*DATA SECTION*:
# # # # #
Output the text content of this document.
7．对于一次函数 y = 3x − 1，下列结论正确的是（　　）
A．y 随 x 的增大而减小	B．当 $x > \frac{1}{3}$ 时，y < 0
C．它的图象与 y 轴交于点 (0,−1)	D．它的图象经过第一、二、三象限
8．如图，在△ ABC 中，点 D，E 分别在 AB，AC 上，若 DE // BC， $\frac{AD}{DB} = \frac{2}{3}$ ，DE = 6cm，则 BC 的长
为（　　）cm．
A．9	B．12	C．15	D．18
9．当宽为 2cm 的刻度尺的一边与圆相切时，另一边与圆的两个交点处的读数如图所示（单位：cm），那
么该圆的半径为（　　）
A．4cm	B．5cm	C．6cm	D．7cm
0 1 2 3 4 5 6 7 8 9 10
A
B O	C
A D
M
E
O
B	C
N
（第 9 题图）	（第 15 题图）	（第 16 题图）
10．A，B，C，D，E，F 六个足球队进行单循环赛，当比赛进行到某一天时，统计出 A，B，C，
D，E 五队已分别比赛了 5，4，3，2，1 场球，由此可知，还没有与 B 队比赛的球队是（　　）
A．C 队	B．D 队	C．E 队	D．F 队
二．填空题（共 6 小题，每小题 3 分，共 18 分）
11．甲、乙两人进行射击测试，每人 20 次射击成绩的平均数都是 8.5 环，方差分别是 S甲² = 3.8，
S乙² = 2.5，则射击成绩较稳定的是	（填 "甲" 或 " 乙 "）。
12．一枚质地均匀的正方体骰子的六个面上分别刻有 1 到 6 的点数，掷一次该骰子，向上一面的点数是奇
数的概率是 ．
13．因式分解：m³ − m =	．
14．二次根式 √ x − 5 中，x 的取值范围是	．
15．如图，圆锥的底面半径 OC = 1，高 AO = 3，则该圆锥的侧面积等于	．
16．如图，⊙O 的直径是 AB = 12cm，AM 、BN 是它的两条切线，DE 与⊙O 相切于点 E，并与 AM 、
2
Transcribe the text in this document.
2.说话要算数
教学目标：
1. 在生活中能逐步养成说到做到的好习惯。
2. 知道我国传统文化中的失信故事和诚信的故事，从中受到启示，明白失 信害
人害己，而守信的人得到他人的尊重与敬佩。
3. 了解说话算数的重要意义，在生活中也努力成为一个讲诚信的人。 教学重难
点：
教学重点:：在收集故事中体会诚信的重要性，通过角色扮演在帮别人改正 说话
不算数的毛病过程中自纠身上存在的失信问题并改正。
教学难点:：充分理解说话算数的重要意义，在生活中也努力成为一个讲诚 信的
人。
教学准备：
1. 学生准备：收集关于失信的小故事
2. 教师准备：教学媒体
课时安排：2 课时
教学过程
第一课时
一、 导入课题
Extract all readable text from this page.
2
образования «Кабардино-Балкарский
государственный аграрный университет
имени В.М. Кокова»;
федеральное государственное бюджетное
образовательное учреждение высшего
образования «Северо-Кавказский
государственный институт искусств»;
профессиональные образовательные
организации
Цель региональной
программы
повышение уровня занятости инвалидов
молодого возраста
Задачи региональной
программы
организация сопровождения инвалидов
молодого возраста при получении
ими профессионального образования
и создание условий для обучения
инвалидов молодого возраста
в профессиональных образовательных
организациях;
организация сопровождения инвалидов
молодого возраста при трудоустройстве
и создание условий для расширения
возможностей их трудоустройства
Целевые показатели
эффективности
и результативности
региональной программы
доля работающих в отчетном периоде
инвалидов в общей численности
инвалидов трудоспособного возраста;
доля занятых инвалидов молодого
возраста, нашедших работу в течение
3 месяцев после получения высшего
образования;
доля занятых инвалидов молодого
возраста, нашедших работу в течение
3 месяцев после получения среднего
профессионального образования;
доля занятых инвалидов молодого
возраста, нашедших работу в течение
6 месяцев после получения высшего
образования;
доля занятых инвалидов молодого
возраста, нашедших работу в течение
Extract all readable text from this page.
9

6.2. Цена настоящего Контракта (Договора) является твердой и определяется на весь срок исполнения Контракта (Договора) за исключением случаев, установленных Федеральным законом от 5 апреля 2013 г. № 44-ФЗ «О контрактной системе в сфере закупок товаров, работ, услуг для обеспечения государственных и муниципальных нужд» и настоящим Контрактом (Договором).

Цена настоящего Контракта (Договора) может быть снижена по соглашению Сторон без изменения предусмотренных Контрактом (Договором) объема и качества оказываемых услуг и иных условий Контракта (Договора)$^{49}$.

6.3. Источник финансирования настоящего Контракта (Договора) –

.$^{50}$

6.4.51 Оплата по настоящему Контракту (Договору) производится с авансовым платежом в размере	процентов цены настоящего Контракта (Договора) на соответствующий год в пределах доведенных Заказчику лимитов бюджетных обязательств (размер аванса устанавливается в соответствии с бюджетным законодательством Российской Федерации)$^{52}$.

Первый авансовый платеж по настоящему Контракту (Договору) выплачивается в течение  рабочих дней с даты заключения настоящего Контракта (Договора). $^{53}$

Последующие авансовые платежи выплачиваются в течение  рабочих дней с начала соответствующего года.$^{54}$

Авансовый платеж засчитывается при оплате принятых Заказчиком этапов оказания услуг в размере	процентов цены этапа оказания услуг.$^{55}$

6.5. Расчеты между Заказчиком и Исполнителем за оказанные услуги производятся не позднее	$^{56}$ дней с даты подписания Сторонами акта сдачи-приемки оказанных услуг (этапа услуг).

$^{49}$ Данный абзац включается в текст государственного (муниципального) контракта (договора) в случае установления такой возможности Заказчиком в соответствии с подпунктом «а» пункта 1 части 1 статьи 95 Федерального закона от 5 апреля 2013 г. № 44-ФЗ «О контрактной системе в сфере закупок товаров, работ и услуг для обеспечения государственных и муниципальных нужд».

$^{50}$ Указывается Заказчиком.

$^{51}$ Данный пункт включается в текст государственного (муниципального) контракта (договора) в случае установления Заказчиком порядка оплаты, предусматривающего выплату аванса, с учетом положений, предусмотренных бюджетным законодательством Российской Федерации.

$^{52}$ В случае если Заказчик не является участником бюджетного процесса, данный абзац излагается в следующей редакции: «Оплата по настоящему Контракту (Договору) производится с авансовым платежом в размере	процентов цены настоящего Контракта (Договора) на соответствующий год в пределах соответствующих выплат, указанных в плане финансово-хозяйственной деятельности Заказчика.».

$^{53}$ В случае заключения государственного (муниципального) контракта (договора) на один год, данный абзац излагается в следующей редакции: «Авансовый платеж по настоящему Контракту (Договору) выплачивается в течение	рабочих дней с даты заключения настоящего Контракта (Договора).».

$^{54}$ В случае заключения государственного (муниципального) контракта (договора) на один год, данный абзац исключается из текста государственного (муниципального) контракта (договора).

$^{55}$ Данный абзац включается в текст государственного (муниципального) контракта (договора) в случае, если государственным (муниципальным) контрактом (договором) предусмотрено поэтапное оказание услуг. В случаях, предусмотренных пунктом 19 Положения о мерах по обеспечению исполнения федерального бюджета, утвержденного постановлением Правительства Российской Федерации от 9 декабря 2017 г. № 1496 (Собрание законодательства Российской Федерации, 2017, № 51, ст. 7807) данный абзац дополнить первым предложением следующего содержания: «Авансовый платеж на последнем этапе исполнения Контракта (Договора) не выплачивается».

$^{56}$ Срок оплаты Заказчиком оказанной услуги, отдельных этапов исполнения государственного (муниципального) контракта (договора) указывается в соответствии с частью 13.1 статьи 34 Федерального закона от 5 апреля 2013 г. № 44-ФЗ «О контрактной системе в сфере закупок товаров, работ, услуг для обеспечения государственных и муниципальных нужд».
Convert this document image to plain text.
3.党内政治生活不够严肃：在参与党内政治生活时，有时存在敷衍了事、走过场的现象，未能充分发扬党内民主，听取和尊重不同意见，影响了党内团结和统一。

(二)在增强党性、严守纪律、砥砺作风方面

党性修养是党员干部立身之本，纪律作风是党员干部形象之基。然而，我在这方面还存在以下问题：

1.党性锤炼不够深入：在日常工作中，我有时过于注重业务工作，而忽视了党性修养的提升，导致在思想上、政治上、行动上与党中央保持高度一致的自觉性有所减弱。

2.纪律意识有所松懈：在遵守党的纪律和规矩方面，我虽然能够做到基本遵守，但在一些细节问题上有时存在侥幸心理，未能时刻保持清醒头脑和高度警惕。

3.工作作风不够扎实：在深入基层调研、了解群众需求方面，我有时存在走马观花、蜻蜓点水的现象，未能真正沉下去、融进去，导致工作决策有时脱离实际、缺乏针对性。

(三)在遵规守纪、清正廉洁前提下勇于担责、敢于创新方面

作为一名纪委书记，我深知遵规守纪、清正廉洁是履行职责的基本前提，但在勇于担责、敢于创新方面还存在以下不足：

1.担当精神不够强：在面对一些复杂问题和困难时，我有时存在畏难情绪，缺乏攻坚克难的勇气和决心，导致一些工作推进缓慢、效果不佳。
# # # # #
*REQUIRED TASK*: Emit verbatim the lines running from the one with "Convert this document image to plain text." through the last line of the data, both endpoints inclusive.

*SOLUTION FOR THIS EXERCISE*:
Convert this document image to plain text.
3.党内政治生活不够严肃：在参与党内政治生活时，有时存在敷衍了事、走过场的现象，未能充分发扬党内民主，听取和尊重不同意见，影响了党内团结和统一。

(二)在增强党性、严守纪律、砥砺作风方面

党性修养是党员干部立身之本，纪律作风是党员干部形象之基。然而，我在这方面还存在以下问题：

1.党性锤炼不够深入：在日常工作中，我有时过于注重业务工作，而忽视了党性修养的提升，导致在思想上、政治上、行动上与党中央保持高度一致的自觉性有所减弱。

2.纪律意识有所松懈：在遵守党的纪律和规矩方面，我虽然能够做到基本遵守，但在一些细节问题上有时存在侥幸心理，未能时刻保持清醒头脑和高度警惕。

3.工作作风不够扎实：在深入基层调研、了解群众需求方面，我有时存在走马观花、蜻蜓点水的现象，未能真正沉下去、融进去，导致工作决策有时脱离实际、缺乏针对性。

(三)在遵规守纪、清正廉洁前提下勇于担责、敢于创新方面

作为一名纪委书记，我深知遵规守纪、清正廉洁是履行职责的基本前提，但在勇于担责、敢于创新方面还存在以下不足：

1.担当精神不够强：在面对一些复杂问题和困难时，我有时存在畏难情绪，缺乏攻坚克难的勇气和决心，导致一些工作推进缓慢、效果不佳。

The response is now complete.